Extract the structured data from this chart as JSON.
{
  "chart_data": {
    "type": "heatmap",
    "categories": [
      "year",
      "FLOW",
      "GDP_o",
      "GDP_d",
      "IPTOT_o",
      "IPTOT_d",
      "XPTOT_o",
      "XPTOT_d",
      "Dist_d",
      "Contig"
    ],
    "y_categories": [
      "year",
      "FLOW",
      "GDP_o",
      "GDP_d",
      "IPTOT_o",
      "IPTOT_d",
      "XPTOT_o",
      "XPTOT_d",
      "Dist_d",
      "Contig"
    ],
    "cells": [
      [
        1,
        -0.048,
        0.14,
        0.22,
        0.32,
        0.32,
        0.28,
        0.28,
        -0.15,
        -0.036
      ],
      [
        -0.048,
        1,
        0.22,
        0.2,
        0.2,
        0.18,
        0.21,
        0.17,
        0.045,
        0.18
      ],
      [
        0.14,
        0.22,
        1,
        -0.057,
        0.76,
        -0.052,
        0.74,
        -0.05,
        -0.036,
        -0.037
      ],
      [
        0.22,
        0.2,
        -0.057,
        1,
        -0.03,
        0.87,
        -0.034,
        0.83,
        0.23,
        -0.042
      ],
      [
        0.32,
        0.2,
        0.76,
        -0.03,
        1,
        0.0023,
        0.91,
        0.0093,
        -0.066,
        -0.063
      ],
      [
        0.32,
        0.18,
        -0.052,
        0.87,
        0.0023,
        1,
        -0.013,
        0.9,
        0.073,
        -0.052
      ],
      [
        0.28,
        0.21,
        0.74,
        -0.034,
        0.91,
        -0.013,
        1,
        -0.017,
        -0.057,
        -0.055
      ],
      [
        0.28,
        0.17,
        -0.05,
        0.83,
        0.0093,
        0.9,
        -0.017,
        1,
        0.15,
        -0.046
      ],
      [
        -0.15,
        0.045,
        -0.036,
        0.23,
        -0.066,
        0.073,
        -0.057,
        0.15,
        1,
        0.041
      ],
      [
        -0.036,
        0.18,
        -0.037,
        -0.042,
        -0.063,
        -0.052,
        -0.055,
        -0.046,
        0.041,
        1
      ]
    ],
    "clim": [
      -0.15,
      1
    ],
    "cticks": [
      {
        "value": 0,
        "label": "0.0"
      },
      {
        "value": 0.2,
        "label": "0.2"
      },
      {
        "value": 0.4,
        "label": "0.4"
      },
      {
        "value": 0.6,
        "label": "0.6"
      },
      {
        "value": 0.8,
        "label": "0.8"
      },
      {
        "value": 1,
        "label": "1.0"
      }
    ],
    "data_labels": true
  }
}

▸ Goal
Locate each line containing the string "value" and show it.

▸ Solution to this task
        "value": 0,
        "value": 0.2,
        "value": 0.4,
        "value": 0.6,
        "value": 0.8,
        "value": 1,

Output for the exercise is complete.